(Records from a collection)

»»

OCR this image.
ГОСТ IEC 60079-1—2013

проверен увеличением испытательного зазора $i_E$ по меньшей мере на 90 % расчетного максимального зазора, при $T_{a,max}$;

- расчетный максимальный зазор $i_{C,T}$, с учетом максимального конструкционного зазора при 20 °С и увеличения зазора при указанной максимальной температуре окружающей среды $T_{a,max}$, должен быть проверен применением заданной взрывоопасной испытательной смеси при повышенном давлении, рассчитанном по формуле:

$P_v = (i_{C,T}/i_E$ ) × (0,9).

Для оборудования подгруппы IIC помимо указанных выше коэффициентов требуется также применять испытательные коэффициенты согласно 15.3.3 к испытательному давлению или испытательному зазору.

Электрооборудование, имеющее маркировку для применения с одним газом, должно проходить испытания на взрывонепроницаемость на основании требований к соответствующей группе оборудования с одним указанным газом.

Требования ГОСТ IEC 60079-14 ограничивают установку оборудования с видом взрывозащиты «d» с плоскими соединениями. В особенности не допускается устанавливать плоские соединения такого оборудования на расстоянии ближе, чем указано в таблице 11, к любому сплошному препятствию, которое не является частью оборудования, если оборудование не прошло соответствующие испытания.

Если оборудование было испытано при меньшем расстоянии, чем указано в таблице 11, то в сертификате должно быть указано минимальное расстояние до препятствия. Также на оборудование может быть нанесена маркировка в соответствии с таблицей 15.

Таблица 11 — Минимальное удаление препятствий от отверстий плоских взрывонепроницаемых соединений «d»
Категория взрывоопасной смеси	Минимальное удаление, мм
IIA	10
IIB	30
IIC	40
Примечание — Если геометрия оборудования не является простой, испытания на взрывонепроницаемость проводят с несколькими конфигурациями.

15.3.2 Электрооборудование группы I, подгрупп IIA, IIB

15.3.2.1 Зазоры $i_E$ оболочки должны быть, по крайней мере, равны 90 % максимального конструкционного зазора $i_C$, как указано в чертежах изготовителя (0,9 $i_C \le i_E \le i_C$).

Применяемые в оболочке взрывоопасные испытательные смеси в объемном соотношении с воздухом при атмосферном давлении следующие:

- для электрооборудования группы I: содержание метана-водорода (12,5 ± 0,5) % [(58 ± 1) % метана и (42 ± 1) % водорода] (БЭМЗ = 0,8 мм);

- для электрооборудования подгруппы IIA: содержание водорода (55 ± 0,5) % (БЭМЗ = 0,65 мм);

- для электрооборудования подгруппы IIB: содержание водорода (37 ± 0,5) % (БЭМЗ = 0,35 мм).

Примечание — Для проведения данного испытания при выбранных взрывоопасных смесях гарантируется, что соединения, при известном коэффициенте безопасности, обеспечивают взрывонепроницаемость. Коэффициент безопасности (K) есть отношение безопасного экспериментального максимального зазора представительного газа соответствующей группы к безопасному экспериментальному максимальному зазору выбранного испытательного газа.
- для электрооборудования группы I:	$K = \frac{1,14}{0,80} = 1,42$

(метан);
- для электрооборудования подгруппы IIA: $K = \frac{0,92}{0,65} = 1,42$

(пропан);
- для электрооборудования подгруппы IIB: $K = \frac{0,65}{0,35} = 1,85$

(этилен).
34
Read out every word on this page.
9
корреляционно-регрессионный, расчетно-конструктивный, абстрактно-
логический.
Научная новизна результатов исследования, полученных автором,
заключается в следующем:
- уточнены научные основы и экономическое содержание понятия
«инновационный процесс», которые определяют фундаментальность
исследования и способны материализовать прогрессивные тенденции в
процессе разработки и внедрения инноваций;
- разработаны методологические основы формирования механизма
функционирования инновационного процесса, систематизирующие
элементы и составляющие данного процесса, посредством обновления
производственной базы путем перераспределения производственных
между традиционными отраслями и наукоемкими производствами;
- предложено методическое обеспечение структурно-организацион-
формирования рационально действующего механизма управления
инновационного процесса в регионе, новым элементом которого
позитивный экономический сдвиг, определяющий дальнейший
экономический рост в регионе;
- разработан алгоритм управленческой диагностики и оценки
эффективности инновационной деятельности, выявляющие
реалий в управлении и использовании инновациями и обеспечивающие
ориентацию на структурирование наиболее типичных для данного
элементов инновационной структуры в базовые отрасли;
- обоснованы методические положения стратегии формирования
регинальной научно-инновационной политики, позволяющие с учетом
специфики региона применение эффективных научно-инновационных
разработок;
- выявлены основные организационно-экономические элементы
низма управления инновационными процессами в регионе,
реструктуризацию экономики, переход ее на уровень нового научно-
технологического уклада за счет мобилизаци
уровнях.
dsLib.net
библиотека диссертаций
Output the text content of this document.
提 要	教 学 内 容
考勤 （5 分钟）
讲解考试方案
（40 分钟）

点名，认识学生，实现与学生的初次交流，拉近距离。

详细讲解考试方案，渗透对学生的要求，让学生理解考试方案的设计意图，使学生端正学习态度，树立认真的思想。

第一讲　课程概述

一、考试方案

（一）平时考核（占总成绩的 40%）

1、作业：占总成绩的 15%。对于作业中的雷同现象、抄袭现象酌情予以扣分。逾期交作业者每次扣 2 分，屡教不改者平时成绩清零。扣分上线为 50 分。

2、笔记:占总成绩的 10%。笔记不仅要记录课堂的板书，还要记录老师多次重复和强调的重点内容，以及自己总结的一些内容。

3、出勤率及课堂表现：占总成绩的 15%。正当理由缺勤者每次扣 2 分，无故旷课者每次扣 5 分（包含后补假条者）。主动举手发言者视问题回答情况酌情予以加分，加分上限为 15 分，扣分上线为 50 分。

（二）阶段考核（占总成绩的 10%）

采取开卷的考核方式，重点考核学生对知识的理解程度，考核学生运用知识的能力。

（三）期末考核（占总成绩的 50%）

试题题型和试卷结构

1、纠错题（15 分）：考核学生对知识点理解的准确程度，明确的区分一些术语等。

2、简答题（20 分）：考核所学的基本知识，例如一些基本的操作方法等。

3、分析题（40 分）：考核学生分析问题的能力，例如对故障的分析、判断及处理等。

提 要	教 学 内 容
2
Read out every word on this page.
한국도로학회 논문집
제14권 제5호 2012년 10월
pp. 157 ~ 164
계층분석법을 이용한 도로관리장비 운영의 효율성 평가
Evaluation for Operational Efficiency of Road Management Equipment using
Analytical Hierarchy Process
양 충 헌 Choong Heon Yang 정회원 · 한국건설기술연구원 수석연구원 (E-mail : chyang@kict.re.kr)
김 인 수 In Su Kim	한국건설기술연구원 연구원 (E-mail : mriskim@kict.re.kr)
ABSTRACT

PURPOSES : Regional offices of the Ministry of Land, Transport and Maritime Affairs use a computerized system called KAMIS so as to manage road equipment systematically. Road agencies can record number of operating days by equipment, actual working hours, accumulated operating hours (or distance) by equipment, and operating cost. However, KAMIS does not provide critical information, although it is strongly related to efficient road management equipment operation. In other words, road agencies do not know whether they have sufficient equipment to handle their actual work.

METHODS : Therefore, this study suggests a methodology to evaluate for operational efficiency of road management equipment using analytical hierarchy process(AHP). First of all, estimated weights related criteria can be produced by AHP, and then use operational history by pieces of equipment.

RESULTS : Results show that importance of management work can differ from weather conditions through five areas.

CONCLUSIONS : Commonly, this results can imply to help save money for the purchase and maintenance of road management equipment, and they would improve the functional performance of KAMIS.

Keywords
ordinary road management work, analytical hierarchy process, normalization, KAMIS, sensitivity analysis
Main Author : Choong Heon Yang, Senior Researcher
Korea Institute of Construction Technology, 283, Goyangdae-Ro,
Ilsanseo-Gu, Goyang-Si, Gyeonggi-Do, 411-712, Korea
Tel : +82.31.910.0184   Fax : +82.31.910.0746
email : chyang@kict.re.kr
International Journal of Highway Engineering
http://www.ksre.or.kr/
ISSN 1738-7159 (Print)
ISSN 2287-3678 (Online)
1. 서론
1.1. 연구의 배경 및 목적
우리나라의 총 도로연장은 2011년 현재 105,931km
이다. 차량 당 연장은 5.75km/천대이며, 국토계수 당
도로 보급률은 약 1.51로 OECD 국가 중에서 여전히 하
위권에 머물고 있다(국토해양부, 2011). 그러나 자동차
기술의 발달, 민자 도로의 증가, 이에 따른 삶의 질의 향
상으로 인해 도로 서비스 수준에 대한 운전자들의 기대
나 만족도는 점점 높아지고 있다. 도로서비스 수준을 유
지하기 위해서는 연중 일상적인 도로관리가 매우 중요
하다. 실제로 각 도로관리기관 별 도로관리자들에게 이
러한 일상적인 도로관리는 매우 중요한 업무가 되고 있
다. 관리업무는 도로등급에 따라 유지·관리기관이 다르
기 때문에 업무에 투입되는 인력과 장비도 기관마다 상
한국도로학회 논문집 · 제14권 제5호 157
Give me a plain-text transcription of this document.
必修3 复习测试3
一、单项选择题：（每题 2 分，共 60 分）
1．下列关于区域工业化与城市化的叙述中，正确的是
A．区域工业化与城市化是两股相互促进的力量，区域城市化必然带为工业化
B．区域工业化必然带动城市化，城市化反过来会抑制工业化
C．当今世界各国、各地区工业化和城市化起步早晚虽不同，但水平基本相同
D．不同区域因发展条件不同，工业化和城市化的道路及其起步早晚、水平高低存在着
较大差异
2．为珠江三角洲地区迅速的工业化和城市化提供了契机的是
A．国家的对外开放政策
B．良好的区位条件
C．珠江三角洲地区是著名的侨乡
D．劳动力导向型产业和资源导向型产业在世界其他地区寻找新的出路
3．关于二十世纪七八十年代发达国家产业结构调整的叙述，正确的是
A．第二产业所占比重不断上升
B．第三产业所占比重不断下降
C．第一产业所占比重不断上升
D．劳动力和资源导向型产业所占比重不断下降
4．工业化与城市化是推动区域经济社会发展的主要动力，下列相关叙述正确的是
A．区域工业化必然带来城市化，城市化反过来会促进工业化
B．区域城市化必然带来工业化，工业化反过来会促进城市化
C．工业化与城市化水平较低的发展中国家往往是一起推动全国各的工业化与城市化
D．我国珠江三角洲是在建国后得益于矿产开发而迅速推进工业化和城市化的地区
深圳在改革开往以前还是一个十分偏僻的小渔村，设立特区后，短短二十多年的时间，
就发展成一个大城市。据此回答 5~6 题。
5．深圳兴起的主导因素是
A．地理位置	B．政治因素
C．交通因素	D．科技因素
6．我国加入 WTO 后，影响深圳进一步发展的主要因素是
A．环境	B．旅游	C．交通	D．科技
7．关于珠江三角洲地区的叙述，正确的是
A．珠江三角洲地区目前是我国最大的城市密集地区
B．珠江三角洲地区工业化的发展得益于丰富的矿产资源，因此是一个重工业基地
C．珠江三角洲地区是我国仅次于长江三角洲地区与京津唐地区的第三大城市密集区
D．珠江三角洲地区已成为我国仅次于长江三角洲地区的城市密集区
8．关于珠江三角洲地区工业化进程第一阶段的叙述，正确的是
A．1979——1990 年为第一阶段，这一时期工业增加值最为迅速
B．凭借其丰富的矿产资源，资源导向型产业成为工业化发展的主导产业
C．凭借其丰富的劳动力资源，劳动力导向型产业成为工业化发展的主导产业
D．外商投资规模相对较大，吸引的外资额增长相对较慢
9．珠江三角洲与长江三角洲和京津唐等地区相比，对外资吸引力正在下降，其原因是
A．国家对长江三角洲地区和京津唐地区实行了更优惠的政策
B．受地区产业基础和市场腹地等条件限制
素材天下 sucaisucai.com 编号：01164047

««

Pull out every line of the records that includes the string "давлении".

**Solution for this task**
- расчетный максимальный зазор $i_{C,T}$, с учетом максимального конструкционного зазора при 20 °С и увеличения зазора при указанной максимальной температуре окружающей среды $T_{a,max}$, должен быть проверен применением заданной взрывоопасной испытательной смеси при повышенном давлении, рассчитанном по формуле:
Применяемые в оболочке взрывоопасные испытательные смеси в объемном соотношении с воздухом при атмосферном давлении следующие:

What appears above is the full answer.